- [Task brief]:
I would like you to print all the records below exactly as they are.

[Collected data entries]
>>>
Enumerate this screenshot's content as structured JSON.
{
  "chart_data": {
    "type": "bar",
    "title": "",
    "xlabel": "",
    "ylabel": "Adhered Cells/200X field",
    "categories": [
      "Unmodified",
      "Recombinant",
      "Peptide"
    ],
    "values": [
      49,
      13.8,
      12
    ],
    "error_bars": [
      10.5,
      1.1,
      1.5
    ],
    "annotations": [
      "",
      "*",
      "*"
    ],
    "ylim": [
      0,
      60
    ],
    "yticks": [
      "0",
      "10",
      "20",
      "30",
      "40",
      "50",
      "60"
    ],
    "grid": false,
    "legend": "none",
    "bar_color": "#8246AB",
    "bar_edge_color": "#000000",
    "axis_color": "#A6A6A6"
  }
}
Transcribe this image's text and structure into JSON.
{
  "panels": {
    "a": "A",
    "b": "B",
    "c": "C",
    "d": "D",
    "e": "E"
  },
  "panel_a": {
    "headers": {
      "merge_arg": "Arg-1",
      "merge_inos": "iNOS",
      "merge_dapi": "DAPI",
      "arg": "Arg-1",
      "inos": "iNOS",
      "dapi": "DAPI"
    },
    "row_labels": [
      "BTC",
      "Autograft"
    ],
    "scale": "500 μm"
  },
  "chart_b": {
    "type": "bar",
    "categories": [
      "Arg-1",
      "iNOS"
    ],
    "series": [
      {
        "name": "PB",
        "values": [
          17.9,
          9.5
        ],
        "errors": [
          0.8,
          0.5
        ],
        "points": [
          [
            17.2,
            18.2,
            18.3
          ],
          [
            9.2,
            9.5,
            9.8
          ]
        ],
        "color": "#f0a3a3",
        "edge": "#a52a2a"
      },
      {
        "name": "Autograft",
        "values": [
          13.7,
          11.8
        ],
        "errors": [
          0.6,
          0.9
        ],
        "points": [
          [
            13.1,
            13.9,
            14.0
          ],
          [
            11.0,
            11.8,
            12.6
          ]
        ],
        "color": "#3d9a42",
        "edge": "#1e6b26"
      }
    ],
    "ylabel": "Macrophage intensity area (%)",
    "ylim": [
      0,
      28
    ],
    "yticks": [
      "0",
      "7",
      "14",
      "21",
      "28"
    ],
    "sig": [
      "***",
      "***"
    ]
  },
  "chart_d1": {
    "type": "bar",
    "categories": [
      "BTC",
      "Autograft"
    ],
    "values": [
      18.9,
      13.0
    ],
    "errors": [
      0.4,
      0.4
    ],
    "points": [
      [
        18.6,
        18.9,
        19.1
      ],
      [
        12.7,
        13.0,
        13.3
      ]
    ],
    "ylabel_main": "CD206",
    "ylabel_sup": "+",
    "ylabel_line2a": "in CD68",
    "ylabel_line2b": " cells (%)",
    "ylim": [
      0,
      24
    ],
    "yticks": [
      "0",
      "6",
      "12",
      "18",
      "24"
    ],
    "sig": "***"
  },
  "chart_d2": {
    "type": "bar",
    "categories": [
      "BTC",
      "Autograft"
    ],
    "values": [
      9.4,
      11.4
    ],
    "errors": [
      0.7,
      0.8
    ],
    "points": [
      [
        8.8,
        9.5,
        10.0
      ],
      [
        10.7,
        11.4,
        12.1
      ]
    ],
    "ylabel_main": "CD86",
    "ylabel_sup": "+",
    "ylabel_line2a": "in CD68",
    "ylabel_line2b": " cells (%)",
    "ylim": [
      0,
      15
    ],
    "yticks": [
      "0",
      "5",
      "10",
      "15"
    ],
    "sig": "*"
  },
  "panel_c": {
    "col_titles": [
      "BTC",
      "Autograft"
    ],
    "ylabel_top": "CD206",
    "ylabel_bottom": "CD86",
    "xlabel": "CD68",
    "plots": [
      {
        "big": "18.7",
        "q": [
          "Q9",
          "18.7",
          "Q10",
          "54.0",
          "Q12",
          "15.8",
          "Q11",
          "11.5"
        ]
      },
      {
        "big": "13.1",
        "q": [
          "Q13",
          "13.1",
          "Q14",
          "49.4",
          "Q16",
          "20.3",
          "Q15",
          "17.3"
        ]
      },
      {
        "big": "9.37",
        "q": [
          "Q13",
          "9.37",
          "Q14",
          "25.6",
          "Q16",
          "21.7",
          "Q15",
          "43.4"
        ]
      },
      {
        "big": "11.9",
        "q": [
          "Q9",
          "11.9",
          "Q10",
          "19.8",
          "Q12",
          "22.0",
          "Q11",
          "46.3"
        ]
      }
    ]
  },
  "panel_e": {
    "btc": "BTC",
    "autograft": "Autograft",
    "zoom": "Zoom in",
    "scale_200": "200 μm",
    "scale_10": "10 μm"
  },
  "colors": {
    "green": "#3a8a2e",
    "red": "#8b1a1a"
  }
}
<<<
- [Exercise output]:
Enumerate this screenshot's content as structured JSON.
{
  "chart_data": {
    "type": "bar",
    "title": "",
    "xlabel": "",
    "ylabel": "Adhered Cells/200X field",
    "categories": [
      "Unmodified",
      "Recombinant",
      "Peptide"
    ],
    "values": [
      49,
      13.8,
      12
    ],
    "error_bars": [
      10.5,
      1.1,
      1.5
    ],
    "annotations": [
      "",
      "*",
      "*"
    ],
    "ylim": [
      0,
      60
    ],
    "yticks": [
      "0",
      "10",
      "20",
      "30",
      "40",
      "50",
      "60"
    ],
    "grid": false,
    "legend": "none",
    "bar_color": "#8246AB",
    "bar_edge_color": "#000000",
    "axis_color": "#A6A6A6"
  }
}
Transcribe this image's text and structure into JSON.
{
  "panels": {
    "a": "A",
    "b": "B",
    "c": "C",
    "d": "D",
    "e": "E"
  },
  "panel_a": {
    "headers": {
      "merge_arg": "Arg-1",
      "merge_inos": "iNOS",
      "merge_dapi": "DAPI",
      "arg": "Arg-1",
      "inos": "iNOS",
      "dapi": "DAPI"
    },
    "row_labels": [
      "BTC",
      "Autograft"
    ],
    "scale": "500 μm"
  },
  "chart_b": {
    "type": "bar",
    "categories": [
      "Arg-1",
      "iNOS"
    ],
    "series": [
      {
        "name": "PB",
        "values": [
          17.9,
          9.5
        ],
        "errors": [
          0.8,
          0.5
        ],
        "points": [
          [
            17.2,
            18.2,
            18.3
          ],
          [
            9.2,
            9.5,
            9.8
          ]
        ],
        "color": "#f0a3a3",
        "edge": "#a52a2a"
      },
      {
        "name": "Autograft",
        "values": [
          13.7,
          11.8
        ],
        "errors": [
          0.6,
          0.9
        ],
        "points": [
          [
            13.1,
            13.9,
            14.0
          ],
          [
            11.0,
            11.8,
            12.6
          ]
        ],
        "color": "#3d9a42",
        "edge": "#1e6b26"
      }
    ],
    "ylabel": "Macrophage intensity area (%)",
    "ylim": [
      0,
      28
    ],
    "yticks": [
      "0",
      "7",
      "14",
      "21",
      "28"
    ],
    "sig": [
      "***",
      "***"
    ]
  },
  "chart_d1": {
    "type": "bar",
    "categories": [
      "BTC",
      "Autograft"
    ],
    "values": [
      18.9,
      13.0
    ],
    "errors": [
      0.4,
      0.4
    ],
    "points": [
      [
        18.6,
        18.9,
        19.1
      ],
      [
        12.7,
        13.0,
        13.3
      ]
    ],
    "ylabel_main": "CD206",
    "ylabel_sup": "+",
    "ylabel_line2a": "in CD68",
    "ylabel_line2b": " cells (%)",
    "ylim": [
      0,
      24
    ],
    "yticks": [
      "0",
      "6",
      "12",
      "18",
      "24"
    ],
    "sig": "***"
  },
  "chart_d2": {
    "type": "bar",
    "categories": [
      "BTC",
      "Autograft"
    ],
    "values": [
      9.4,
      11.4
    ],
    "errors": [
      0.7,
      0.8
    ],
    "points": [
      [
        8.8,
        9.5,
        10.0
      ],
      [
        10.7,
        11.4,
        12.1
      ]
    ],
    "ylabel_main": "CD86",
    "ylabel_sup": "+",
    "ylabel_line2a": "in CD68",
    "ylabel_line2b": " cells (%)",
    "ylim": [
      0,
      15
    ],
    "yticks": [
      "0",
      "5",
      "10",
      "15"
    ],
    "sig": "*"
  },
  "panel_c": {
    "col_titles": [
      "BTC",
      "Autograft"
    ],
    "ylabel_top": "CD206",
    "ylabel_bottom": "CD86",
    "xlabel": "CD68",
    "plots": [
      {
        "big": "18.7",
        "q": [
          "Q9",
          "18.7",
          "Q10",
          "54.0",
          "Q12",
          "15.8",
          "Q11",
          "11.5"
        ]
      },
      {
        "big": "13.1",
        "q": [
          "Q13",
          "13.1",
          "Q14",
          "49.4",
          "Q16",
          "20.3",
          "Q15",
          "17.3"
        ]
      },
      {
        "big": "9.37",
        "q": [
          "Q13",
          "9.37",
          "Q14",
          "25.6",
          "Q16",
          "21.7",
          "Q15",
          "43.4"
        ]
      },
      {
        "big": "11.9",
        "q": [
          "Q9",
          "11.9",
          "Q10",
          "19.8",
          "Q12",
          "22.0",
          "Q11",
          "46.3"
        ]
      }
    ]
  },
  "panel_e": {
    "btc": "BTC",
    "autograft": "Autograft",
    "zoom": "Zoom in",
    "scale_200": "200 μm",
    "scale_10": "10 μm"
  },
  "colors": {
    "green": "#3a8a2e",
    "red": "#8b1a1a"
  }
}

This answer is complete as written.